▼

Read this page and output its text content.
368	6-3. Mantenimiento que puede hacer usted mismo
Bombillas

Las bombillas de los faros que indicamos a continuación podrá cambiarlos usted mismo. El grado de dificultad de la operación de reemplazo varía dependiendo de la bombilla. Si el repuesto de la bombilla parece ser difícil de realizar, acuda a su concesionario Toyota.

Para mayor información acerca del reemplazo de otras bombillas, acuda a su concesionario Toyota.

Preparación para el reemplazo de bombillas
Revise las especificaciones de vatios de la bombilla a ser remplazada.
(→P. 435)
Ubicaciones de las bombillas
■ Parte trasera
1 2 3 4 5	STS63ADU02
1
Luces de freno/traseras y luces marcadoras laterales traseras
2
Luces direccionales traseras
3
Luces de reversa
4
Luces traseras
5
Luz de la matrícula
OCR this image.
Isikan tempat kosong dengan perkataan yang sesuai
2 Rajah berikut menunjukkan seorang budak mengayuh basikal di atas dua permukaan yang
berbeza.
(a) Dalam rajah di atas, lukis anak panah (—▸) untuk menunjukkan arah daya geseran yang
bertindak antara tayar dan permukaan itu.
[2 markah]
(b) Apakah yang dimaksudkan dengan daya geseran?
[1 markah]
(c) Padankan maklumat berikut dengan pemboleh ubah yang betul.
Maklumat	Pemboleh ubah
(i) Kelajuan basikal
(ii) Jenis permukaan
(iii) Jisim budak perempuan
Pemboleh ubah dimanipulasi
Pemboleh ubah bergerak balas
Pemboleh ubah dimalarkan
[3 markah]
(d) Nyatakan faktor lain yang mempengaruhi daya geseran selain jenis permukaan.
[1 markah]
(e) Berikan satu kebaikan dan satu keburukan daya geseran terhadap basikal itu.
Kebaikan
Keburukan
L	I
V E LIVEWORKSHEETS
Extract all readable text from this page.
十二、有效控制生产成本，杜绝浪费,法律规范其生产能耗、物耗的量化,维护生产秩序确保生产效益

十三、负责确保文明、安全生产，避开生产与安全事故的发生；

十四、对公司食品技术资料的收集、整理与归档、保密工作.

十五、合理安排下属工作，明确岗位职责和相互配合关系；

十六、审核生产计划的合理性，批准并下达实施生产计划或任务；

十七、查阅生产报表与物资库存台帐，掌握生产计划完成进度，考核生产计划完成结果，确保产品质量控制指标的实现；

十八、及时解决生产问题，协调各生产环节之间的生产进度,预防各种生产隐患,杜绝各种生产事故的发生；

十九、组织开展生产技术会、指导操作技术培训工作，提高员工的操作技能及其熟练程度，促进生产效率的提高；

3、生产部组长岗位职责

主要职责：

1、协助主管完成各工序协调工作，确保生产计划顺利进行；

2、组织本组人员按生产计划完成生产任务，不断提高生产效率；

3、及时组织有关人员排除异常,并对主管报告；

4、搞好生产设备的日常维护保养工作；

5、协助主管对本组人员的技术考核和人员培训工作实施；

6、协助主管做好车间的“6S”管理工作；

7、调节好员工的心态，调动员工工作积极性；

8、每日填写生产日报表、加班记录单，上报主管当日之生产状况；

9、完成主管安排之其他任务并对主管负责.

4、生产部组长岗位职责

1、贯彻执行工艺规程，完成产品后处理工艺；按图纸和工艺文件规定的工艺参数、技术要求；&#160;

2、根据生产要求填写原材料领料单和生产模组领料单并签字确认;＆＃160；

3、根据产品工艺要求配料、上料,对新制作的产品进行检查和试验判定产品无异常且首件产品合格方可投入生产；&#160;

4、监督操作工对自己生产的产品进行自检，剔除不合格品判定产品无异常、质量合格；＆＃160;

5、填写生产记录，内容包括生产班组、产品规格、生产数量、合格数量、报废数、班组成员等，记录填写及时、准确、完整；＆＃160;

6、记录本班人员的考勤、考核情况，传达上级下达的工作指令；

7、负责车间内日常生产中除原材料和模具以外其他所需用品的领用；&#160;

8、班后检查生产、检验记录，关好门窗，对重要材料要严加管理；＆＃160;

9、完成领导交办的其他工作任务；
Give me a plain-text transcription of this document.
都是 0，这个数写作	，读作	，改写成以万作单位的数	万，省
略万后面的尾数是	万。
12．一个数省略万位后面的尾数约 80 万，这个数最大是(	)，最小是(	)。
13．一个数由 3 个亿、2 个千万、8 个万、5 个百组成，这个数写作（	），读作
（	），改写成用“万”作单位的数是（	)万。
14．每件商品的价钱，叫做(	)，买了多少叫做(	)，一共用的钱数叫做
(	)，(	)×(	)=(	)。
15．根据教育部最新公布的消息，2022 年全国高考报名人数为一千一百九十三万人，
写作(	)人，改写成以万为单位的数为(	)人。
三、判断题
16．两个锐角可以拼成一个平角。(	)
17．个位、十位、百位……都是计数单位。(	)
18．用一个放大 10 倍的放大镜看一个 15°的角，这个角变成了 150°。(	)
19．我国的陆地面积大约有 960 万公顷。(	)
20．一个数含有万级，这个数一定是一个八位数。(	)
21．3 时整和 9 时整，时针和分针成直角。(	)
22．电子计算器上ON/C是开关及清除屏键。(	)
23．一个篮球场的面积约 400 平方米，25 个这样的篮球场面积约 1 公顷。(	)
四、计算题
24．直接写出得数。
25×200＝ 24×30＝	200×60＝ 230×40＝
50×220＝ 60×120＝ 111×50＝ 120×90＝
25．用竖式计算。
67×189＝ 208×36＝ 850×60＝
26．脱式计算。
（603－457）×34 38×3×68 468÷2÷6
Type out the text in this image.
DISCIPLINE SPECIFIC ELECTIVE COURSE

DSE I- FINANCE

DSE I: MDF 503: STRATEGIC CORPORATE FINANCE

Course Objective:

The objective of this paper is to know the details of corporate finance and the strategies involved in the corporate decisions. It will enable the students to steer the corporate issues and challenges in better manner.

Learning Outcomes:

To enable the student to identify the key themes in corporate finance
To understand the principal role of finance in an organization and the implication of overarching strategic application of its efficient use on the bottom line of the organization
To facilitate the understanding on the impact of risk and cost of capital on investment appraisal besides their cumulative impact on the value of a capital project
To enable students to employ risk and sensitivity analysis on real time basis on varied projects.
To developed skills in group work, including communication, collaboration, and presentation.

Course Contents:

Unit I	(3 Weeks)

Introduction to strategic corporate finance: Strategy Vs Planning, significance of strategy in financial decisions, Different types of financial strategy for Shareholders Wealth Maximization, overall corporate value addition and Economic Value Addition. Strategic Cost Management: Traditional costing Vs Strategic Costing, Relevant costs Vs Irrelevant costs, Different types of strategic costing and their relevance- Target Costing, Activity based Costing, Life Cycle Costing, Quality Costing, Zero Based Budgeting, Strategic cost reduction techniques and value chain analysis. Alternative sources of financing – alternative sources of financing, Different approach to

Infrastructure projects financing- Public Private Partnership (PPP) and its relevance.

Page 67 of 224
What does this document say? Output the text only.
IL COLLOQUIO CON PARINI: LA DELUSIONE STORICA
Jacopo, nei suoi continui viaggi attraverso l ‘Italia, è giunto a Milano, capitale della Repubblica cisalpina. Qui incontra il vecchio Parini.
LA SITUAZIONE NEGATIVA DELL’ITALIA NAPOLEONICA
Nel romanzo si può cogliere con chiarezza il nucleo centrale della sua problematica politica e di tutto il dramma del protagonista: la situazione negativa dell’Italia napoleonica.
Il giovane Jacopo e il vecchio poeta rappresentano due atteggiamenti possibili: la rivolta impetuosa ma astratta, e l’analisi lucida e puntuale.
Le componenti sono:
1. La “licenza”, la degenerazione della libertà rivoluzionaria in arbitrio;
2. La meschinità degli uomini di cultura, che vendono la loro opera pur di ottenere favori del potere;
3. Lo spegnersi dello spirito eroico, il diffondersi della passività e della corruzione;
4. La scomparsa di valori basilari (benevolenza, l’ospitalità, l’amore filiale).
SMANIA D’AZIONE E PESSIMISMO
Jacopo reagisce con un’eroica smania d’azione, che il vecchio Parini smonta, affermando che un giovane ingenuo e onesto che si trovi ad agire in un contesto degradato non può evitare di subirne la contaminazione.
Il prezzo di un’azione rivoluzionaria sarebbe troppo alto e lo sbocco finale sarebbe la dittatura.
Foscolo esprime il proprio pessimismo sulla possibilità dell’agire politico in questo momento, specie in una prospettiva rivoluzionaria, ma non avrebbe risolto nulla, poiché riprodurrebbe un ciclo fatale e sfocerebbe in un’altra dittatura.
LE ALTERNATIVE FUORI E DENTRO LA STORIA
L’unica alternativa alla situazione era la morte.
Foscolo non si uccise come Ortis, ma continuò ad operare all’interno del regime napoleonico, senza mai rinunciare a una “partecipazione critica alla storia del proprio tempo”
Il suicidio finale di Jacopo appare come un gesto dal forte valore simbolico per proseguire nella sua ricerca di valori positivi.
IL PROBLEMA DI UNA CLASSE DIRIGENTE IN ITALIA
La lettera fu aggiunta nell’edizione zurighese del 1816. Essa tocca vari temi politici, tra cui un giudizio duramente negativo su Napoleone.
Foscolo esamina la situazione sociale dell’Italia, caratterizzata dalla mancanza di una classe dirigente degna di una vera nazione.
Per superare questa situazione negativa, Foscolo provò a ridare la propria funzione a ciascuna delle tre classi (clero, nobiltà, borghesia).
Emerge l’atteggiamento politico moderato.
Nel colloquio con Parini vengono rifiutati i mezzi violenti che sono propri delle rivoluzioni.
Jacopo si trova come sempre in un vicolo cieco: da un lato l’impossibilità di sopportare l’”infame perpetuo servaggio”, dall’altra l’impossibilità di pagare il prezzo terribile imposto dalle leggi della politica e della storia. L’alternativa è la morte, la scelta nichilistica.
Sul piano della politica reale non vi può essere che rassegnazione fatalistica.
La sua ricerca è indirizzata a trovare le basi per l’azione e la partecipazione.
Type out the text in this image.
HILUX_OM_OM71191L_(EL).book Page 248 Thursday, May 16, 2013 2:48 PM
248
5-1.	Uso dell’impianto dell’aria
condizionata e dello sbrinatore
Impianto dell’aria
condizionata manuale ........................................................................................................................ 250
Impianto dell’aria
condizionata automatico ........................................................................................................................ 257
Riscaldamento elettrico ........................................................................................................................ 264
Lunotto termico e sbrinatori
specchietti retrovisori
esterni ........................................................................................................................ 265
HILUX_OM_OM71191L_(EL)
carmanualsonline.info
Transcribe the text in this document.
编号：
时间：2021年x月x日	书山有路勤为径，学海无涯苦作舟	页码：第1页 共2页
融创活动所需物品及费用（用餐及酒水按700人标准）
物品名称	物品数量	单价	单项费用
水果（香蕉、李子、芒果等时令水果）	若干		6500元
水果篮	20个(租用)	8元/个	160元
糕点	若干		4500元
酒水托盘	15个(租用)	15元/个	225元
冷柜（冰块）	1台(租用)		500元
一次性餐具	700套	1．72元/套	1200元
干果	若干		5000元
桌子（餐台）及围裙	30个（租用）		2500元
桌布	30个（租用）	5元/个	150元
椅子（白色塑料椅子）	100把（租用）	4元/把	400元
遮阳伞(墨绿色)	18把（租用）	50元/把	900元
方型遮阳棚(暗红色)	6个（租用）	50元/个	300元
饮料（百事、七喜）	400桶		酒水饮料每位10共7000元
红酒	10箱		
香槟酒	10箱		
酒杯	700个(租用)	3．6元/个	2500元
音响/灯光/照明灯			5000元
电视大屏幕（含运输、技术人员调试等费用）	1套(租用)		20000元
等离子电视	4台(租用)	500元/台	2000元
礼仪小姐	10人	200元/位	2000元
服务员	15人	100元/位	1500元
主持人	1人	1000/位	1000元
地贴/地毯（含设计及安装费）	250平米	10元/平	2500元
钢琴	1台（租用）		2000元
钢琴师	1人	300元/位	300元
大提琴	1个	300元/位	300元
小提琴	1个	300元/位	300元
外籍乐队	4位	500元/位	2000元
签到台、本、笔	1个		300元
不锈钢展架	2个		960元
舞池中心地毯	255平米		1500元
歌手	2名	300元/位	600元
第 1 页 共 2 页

▲

**Requirements**
Extract all lines containing the word "这个数写作".

**Task solution**
都是 0，这个数写作	，读作	，改写成以万作单位的数	万，省
13．一个数由 3 个亿、2 个千万、8 个万、5 个百组成，这个数写作（	），读作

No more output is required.